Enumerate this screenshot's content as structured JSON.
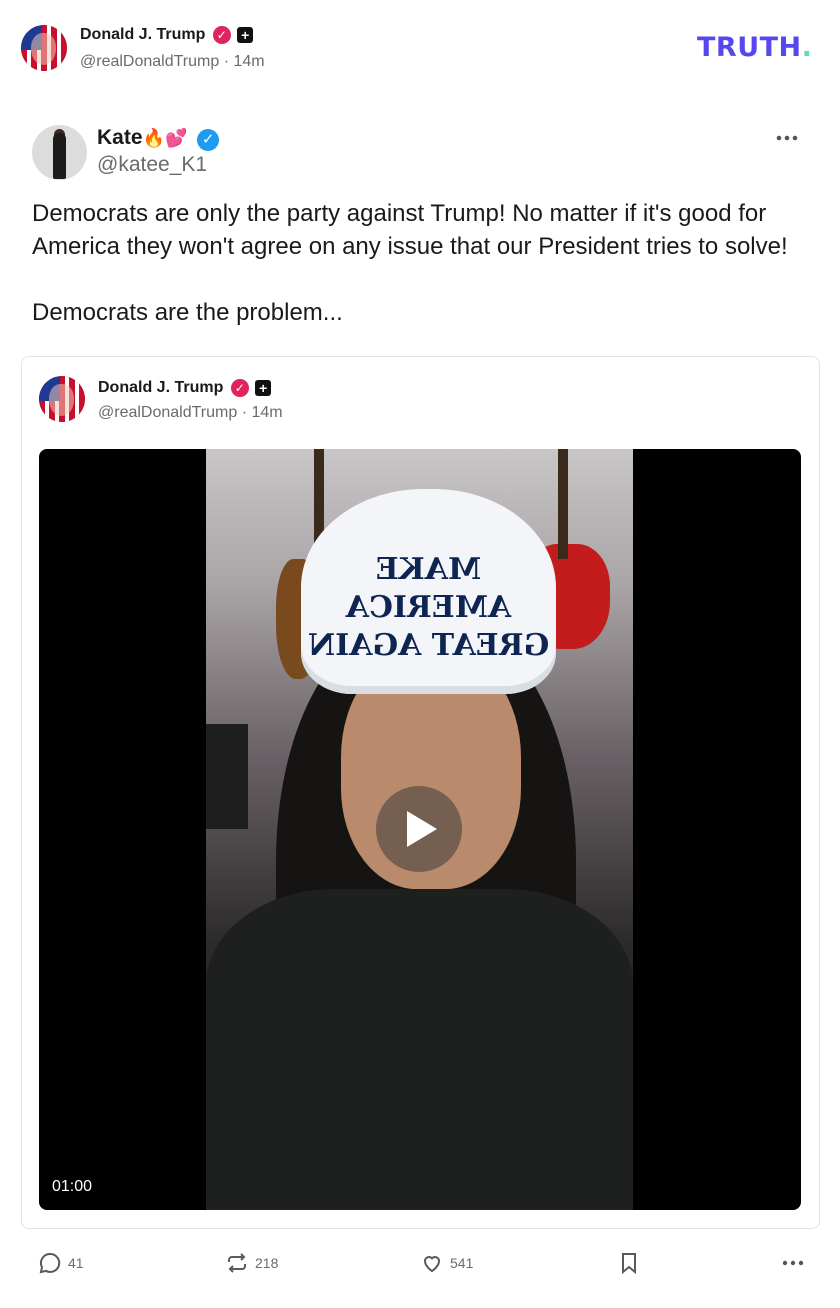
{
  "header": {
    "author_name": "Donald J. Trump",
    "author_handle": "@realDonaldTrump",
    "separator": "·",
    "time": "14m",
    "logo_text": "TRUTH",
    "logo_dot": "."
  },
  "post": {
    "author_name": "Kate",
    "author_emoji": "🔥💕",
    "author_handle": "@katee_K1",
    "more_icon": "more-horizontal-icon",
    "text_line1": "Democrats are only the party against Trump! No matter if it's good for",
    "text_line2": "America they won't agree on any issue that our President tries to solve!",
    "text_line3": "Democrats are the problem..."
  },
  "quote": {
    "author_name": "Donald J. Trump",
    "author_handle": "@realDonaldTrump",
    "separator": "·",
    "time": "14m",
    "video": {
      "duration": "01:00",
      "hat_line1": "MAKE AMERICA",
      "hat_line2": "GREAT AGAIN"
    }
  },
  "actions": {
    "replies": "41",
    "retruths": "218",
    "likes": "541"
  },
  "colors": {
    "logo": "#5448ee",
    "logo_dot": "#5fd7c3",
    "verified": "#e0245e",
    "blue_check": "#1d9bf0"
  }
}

------------------------------------------------------------------------

Restate each line of the records exactly; pictures do not belong in the copy.

→ **RESPONSE**:
Enumerate this screenshot's content as structured JSON.
{
  "header": {
    "author_name": "Donald J. Trump",
    "author_handle": "@realDonaldTrump",
    "separator": "·",
    "time": "14m",
    "logo_text": "TRUTH",
    "logo_dot": "."
  },
  "post": {
    "author_name": "Kate",
    "author_emoji": "🔥💕",
    "author_handle": "@katee_K1",
    "more_icon": "more-horizontal-icon",
    "text_line1": "Democrats are only the party against Trump! No matter if it's good for",
    "text_line2": "America they won't agree on any issue that our President tries to solve!",
    "text_line3": "Democrats are the problem..."
  },
  "quote": {
    "author_name": "Donald J. Trump",
    "author_handle": "@realDonaldTrump",
    "separator": "·",
    "time": "14m",
    "video": {
      "duration": "01:00",
      "hat_line1": "MAKE AMERICA",
      "hat_line2": "GREAT AGAIN"
    }
  },
  "actions": {
    "replies": "41",
    "retruths": "218",
    "likes": "541"
  },
  "colors": {
    "logo": "#5448ee",
    "logo_dot": "#5fd7c3",
    "verified": "#e0245e",
    "blue_check": "#1d9bf0"
  }
}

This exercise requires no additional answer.